Return every record below verbatim, character for character, with no additions, omissions, or changes.

::: Data supplied :::

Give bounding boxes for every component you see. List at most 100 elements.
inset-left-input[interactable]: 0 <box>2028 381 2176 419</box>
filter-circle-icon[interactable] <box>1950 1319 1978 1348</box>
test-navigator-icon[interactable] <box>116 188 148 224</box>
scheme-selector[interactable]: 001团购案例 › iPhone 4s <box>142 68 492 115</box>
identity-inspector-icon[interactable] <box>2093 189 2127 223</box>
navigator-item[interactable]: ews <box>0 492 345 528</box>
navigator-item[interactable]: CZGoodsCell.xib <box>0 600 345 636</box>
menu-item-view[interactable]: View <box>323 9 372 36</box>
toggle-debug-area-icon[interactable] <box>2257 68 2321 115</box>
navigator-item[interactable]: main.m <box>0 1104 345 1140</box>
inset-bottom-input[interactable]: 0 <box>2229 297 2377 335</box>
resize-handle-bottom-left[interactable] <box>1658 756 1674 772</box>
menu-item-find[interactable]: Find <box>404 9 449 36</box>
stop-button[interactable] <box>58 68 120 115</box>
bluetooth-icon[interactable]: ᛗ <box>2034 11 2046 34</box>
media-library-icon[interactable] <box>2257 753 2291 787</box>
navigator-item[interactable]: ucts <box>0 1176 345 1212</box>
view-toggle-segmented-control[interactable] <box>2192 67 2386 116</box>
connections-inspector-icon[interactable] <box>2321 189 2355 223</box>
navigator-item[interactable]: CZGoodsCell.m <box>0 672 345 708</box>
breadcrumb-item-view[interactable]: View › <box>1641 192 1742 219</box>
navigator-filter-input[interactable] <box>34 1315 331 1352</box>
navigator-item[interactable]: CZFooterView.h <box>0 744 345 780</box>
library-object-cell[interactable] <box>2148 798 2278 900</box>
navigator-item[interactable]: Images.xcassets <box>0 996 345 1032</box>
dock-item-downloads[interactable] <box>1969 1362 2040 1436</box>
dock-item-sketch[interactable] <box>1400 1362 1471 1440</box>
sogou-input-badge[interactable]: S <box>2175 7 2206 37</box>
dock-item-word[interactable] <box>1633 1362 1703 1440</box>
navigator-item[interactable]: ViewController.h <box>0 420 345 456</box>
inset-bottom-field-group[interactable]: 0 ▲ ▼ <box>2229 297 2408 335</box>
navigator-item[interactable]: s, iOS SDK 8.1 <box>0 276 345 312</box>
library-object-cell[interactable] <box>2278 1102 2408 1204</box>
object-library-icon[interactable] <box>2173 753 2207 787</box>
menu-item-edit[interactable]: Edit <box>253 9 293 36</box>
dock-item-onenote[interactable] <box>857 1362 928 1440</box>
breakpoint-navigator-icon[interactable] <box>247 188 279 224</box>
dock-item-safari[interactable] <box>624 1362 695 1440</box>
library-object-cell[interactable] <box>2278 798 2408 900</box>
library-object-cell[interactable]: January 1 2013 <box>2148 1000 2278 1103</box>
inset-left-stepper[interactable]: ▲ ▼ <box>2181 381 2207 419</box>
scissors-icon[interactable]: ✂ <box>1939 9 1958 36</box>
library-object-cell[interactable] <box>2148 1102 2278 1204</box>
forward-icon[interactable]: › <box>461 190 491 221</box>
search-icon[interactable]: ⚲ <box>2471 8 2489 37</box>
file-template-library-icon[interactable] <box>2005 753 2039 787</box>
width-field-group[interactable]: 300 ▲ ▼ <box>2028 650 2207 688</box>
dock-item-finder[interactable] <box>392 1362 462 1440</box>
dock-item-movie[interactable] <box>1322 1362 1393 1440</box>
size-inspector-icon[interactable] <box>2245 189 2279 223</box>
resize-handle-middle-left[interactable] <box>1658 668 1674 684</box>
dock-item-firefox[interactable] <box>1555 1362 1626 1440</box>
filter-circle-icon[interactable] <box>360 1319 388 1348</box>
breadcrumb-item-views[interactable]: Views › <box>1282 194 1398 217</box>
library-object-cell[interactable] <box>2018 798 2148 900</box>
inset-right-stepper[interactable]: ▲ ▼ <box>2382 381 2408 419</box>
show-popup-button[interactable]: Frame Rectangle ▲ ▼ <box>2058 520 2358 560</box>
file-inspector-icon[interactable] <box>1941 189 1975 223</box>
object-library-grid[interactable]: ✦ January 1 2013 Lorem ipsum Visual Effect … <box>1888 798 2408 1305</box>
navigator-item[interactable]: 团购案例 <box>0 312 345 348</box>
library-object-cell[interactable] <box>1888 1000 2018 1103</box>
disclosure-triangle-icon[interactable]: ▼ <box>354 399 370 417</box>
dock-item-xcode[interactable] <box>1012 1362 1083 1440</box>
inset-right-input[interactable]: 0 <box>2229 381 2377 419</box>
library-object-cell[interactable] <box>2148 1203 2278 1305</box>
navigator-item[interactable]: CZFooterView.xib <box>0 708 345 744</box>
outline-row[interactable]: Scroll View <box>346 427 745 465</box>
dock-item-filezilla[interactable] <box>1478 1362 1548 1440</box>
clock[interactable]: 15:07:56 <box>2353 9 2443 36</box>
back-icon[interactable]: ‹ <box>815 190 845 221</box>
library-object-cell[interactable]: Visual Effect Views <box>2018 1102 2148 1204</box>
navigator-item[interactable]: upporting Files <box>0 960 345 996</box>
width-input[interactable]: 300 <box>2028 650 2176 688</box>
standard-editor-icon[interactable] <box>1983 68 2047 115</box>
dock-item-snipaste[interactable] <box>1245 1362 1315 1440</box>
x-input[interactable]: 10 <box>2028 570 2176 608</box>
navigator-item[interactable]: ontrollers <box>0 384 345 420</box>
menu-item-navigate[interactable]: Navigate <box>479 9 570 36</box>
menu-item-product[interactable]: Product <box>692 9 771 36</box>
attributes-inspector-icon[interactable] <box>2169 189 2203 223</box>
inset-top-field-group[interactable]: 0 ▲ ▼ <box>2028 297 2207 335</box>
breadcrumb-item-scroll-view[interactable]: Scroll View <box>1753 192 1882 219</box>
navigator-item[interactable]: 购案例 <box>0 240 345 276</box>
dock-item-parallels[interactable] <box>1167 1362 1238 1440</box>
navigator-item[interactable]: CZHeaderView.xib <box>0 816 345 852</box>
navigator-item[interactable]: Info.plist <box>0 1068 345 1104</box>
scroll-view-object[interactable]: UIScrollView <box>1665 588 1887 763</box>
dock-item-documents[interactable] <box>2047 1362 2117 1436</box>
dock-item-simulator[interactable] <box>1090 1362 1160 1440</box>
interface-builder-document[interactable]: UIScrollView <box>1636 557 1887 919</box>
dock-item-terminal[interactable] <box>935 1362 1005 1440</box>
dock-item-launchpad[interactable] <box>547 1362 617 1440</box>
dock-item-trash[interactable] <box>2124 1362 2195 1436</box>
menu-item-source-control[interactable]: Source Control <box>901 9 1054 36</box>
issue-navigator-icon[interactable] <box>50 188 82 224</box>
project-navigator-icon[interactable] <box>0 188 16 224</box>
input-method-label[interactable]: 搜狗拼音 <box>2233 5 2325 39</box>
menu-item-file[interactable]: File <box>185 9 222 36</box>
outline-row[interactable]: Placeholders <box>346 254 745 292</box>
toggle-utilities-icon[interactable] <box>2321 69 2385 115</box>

:::

#### The output:
Give bounding boxes for every component you see. List at most 100 elements.
inset-left-input[interactable]: 0 <box>2028 381 2176 419</box>
filter-circle-icon[interactable] <box>1950 1319 1978 1348</box>
test-navigator-icon[interactable] <box>116 188 148 224</box>
scheme-selector[interactable]: 001团购案例 › iPhone 4s <box>142 68 492 115</box>
identity-inspector-icon[interactable] <box>2093 189 2127 223</box>
navigator-item[interactable]: ews <box>0 492 345 528</box>
navigator-item[interactable]: CZGoodsCell.xib <box>0 600 345 636</box>
menu-item-view[interactable]: View <box>323 9 372 36</box>
toggle-debug-area-icon[interactable] <box>2257 68 2321 115</box>
navigator-item[interactable]: main.m <box>0 1104 345 1140</box>
inset-bottom-input[interactable]: 0 <box>2229 297 2377 335</box>
resize-handle-bottom-left[interactable] <box>1658 756 1674 772</box>
menu-item-find[interactable]: Find <box>404 9 449 36</box>
stop-button[interactable] <box>58 68 120 115</box>
bluetooth-icon[interactable]: ᛗ <box>2034 11 2046 34</box>
media-library-icon[interactable] <box>2257 753 2291 787</box>
navigator-item[interactable]: ucts <box>0 1176 345 1212</box>
view-toggle-segmented-control[interactable] <box>2192 67 2386 116</box>
connections-inspector-icon[interactable] <box>2321 189 2355 223</box>
navigator-item[interactable]: CZGoodsCell.m <box>0 672 345 708</box>
breadcrumb-item-view[interactable]: View › <box>1641 192 1742 219</box>
navigator-filter-input[interactable] <box>34 1315 331 1352</box>
navigator-item[interactable]: CZFooterView.h <box>0 744 345 780</box>
library-object-cell[interactable] <box>2148 798 2278 900</box>
navigator-item[interactable]: Images.xcassets <box>0 996 345 1032</box>
dock-item-downloads[interactable] <box>1969 1362 2040 1436</box>
dock-item-sketch[interactable] <box>1400 1362 1471 1440</box>
sogou-input-badge[interactable]: S <box>2175 7 2206 37</box>
dock-item-word[interactable] <box>1633 1362 1703 1440</box>
navigator-item[interactable]: ViewController.h <box>0 420 345 456</box>
inset-bottom-field-group[interactable]: 0 ▲ ▼ <box>2229 297 2408 335</box>
navigator-item[interactable]: s, iOS SDK 8.1 <box>0 276 345 312</box>
library-object-cell[interactable] <box>2278 1102 2408 1204</box>
object-library-icon[interactable] <box>2173 753 2207 787</box>
menu-item-edit[interactable]: Edit <box>253 9 293 36</box>
dock-item-onenote[interactable] <box>857 1362 928 1440</box>
breakpoint-navigator-icon[interactable] <box>247 188 279 224</box>
dock-item-safari[interactable] <box>624 1362 695 1440</box>
library-object-cell[interactable] <box>2278 798 2408 900</box>
library-object-cell[interactable]: January 1 2013 <box>2148 1000 2278 1103</box>
inset-left-stepper[interactable]: ▲ ▼ <box>2181 381 2207 419</box>
scissors-icon[interactable]: ✂ <box>1939 9 1958 36</box>
library-object-cell[interactable] <box>2148 1102 2278 1204</box>
forward-icon[interactable]: › <box>461 190 491 221</box>
search-icon[interactable]: ⚲ <box>2471 8 2489 37</box>
file-template-library-icon[interactable] <box>2005 753 2039 787</box>
width-field-group[interactable]: 300 ▲ ▼ <box>2028 650 2207 688</box>
dock-item-finder[interactable] <box>392 1362 462 1440</box>
dock-item-movie[interactable] <box>1322 1362 1393 1440</box>
size-inspector-icon[interactable] <box>2245 189 2279 223</box>
resize-handle-middle-left[interactable] <box>1658 668 1674 684</box>
dock-item-firefox[interactable] <box>1555 1362 1626 1440</box>
filter-circle-icon[interactable] <box>360 1319 388 1348</box>
breadcrumb-item-views[interactable]: Views › <box>1282 194 1398 217</box>
library-object-cell[interactable] <box>2018 798 2148 900</box>
inset-right-stepper[interactable]: ▲ ▼ <box>2382 381 2408 419</box>
show-popup-button[interactable]: Frame Rectangle ▲ ▼ <box>2058 520 2358 560</box>
file-inspector-icon[interactable] <box>1941 189 1975 223</box>
object-library-grid[interactable]: ✦ January 1 2013 Lorem ipsum Visual Effect … <box>1888 798 2408 1305</box>
navigator-item[interactable]: 团购案例 <box>0 312 345 348</box>
library-object-cell[interactable] <box>1888 1000 2018 1103</box>
disclosure-triangle-icon[interactable]: ▼ <box>354 399 370 417</box>
dock-item-xcode[interactable] <box>1012 1362 1083 1440</box>
inset-right-input[interactable]: 0 <box>2229 381 2377 419</box>
library-object-cell[interactable] <box>2148 1203 2278 1305</box>
navigator-item[interactable]: CZFooterView.xib <box>0 708 345 744</box>
outline-row[interactable]: Scroll View <box>346 427 745 465</box>
dock-item-filezilla[interactable] <box>1478 1362 1548 1440</box>
clock[interactable]: 15:07:56 <box>2353 9 2443 36</box>
back-icon[interactable]: ‹ <box>815 190 845 221</box>
library-object-cell[interactable]: Visual Effect Views <box>2018 1102 2148 1204</box>
navigator-item[interactable]: upporting Files <box>0 960 345 996</box>
width-input[interactable]: 300 <box>2028 650 2176 688</box>
standard-editor-icon[interactable] <box>1983 68 2047 115</box>
dock-item-snipaste[interactable] <box>1245 1362 1315 1440</box>
x-input[interactable]: 10 <box>2028 570 2176 608</box>
navigator-item[interactable]: ontrollers <box>0 384 345 420</box>
menu-item-navigate[interactable]: Navigate <box>479 9 570 36</box>
menu-item-product[interactable]: Product <box>692 9 771 36</box>
attributes-inspector-icon[interactable] <box>2169 189 2203 223</box>
inset-top-field-group[interactable]: 0 ▲ ▼ <box>2028 297 2207 335</box>
breadcrumb-item-scroll-view[interactable]: Scroll View <box>1753 192 1882 219</box>
navigator-item[interactable]: 购案例 <box>0 240 345 276</box>
dock-item-parallels[interactable] <box>1167 1362 1238 1440</box>
navigator-item[interactable]: CZHeaderView.xib <box>0 816 345 852</box>
navigator-item[interactable]: Info.plist <box>0 1068 345 1104</box>
scroll-view-object[interactable]: UIScrollView <box>1665 588 1887 763</box>
dock-item-documents[interactable] <box>2047 1362 2117 1436</box>
dock-item-simulator[interactable] <box>1090 1362 1160 1440</box>
interface-builder-document[interactable]: UIScrollView <box>1636 557 1887 919</box>
dock-item-terminal[interactable] <box>935 1362 1005 1440</box>
dock-item-launchpad[interactable] <box>547 1362 617 1440</box>
dock-item-trash[interactable] <box>2124 1362 2195 1436</box>
menu-item-source-control[interactable]: Source Control <box>901 9 1054 36</box>
issue-navigator-icon[interactable] <box>50 188 82 224</box>
project-navigator-icon[interactable] <box>0 188 16 224</box>
input-method-label[interactable]: 搜狗拼音 <box>2233 5 2325 39</box>
menu-item-file[interactable]: File <box>185 9 222 36</box>
outline-row[interactable]: Placeholders <box>346 254 745 292</box>
toggle-utilities-icon[interactable] <box>2321 69 2385 115</box>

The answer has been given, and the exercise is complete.